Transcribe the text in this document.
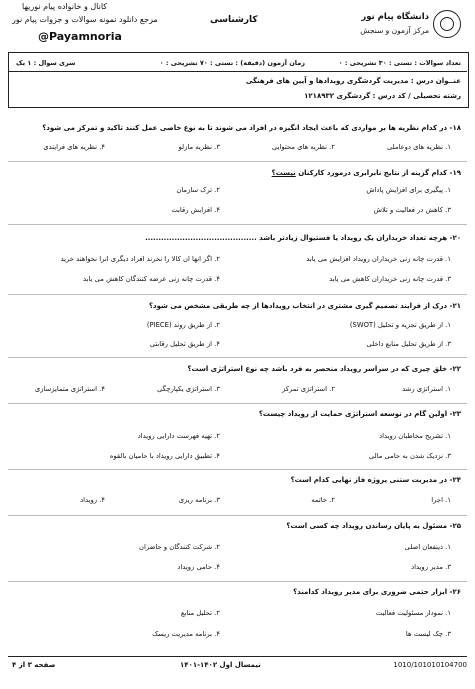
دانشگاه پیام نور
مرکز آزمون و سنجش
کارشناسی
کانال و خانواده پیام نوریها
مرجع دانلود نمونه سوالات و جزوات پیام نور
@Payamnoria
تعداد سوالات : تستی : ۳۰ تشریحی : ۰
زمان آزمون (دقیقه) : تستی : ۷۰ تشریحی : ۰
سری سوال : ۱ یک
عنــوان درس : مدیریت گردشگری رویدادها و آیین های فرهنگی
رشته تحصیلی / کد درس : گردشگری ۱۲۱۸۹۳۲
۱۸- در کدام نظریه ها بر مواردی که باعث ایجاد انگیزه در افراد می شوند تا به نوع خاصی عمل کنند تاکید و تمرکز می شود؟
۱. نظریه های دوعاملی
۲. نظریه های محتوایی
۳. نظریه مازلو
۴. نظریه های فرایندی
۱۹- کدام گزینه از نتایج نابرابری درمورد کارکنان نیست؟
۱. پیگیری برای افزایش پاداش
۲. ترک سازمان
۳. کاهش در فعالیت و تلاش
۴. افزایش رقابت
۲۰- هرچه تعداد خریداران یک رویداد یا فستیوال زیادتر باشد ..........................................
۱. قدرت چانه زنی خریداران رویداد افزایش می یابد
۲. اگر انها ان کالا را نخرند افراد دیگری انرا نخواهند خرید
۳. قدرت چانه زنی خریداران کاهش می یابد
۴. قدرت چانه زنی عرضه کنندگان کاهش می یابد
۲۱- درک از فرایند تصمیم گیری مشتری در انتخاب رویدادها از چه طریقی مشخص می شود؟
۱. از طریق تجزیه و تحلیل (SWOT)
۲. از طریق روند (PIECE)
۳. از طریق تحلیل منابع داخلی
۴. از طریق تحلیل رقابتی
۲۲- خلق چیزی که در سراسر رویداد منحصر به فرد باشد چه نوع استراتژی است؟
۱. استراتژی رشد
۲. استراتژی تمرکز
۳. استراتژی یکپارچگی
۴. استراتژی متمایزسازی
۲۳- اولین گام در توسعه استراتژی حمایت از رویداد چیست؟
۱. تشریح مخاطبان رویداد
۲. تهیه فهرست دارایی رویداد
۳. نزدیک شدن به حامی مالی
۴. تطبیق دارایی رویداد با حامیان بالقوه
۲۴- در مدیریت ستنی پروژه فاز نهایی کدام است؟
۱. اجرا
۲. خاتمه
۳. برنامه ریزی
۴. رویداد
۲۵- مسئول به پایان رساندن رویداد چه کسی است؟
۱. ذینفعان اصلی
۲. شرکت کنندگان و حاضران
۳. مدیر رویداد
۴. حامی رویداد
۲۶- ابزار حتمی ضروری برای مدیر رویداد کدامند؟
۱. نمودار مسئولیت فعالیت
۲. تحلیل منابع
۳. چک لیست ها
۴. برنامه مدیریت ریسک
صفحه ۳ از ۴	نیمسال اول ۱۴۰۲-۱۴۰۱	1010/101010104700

* * *

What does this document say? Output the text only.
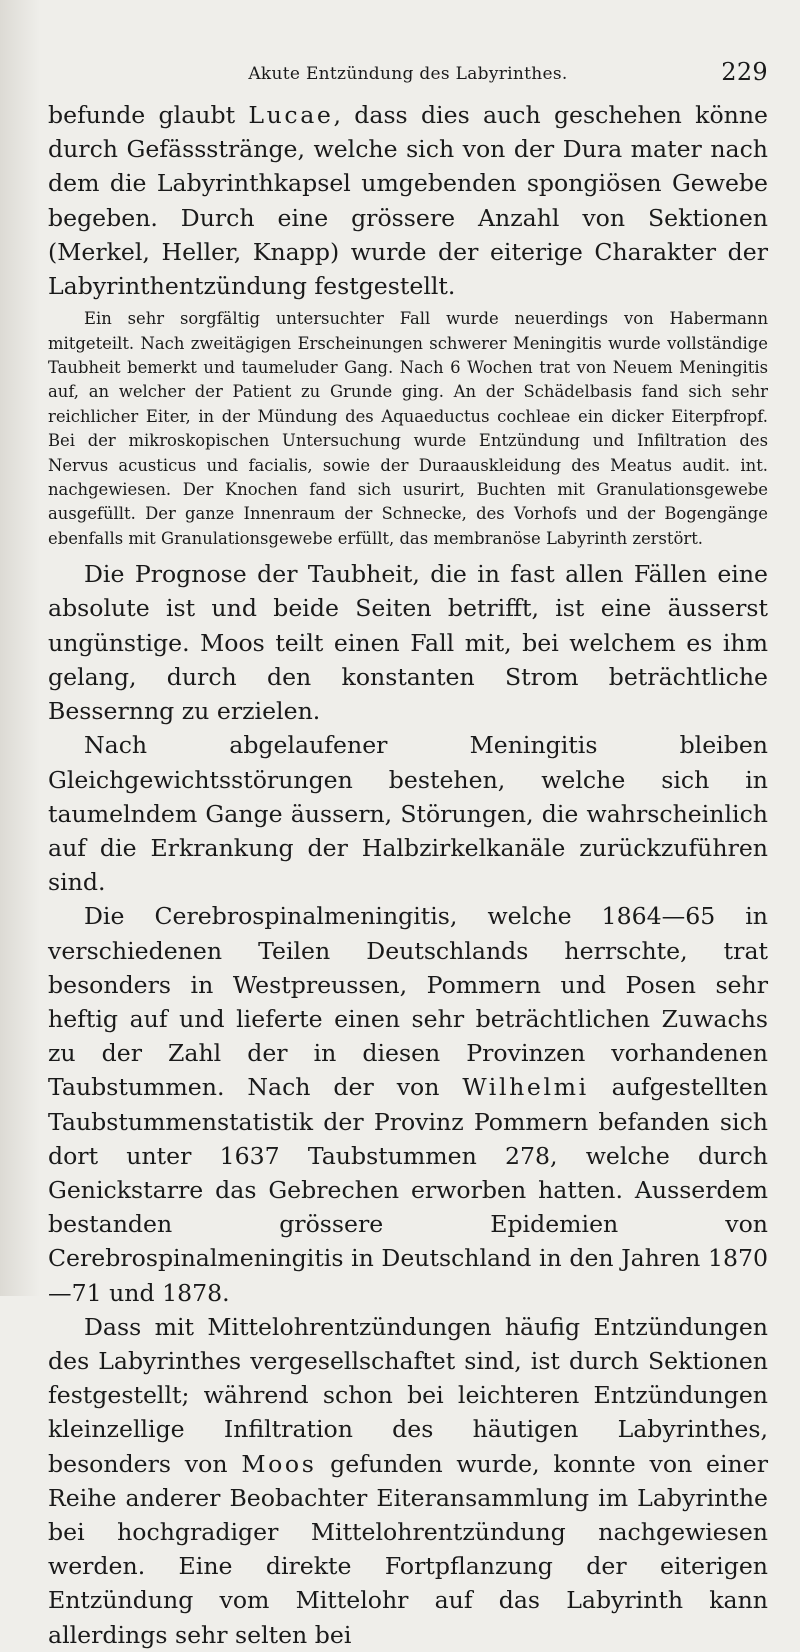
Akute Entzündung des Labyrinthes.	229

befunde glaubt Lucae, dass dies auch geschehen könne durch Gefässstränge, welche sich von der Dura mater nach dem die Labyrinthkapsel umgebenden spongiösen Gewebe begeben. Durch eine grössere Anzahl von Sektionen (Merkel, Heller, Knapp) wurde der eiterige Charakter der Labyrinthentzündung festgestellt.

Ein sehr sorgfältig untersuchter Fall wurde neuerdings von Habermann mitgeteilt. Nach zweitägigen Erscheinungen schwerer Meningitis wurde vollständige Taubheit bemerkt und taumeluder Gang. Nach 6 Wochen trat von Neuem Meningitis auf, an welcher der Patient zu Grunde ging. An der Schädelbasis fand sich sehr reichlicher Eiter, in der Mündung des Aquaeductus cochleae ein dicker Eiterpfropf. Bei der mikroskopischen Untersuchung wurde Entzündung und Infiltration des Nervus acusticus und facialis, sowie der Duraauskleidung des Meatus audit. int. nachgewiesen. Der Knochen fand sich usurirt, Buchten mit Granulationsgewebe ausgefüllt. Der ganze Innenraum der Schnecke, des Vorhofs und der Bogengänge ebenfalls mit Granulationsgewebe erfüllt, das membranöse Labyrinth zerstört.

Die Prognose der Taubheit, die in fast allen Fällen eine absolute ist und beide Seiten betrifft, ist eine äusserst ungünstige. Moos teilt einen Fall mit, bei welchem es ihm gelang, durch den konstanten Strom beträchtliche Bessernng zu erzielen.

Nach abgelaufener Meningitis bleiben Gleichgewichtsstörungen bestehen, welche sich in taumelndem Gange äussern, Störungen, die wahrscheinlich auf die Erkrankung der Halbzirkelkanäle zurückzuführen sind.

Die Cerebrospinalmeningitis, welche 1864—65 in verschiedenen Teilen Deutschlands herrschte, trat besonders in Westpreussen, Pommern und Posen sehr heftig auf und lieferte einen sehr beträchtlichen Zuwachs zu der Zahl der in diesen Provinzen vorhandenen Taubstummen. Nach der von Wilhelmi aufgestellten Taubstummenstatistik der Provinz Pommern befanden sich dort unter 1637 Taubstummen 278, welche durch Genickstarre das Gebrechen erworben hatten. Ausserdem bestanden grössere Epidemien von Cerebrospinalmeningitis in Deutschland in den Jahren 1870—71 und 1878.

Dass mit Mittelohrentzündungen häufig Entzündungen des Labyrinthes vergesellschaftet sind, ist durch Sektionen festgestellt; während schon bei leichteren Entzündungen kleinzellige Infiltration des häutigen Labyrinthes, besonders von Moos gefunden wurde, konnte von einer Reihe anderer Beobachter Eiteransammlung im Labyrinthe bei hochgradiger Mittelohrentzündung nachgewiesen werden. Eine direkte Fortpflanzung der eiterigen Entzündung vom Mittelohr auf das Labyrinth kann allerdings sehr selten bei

==

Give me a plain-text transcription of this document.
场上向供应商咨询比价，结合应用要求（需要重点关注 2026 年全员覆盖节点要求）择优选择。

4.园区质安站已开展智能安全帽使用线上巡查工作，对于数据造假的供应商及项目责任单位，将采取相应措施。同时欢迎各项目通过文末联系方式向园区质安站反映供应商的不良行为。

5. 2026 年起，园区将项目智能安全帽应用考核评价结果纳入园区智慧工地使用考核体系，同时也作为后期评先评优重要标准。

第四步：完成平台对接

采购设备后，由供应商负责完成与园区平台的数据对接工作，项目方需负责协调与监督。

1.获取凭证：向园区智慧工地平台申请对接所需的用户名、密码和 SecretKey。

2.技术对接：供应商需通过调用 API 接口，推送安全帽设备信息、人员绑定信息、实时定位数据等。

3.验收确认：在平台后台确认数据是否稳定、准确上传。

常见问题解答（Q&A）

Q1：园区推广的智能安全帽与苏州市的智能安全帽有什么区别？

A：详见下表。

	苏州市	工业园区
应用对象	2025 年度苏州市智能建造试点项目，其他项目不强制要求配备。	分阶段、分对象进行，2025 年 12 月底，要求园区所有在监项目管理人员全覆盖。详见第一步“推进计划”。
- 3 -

_Task brief_
Find the lines that include the string "یابد", then copy each of them.

_Exercise result_
۱. قدرت چانه زنی خریداران رویداد افزایش می یابد
۳. قدرت چانه زنی خریداران کاهش می یابد
۴. قدرت چانه زنی عرضه کنندگان کاهش می یابد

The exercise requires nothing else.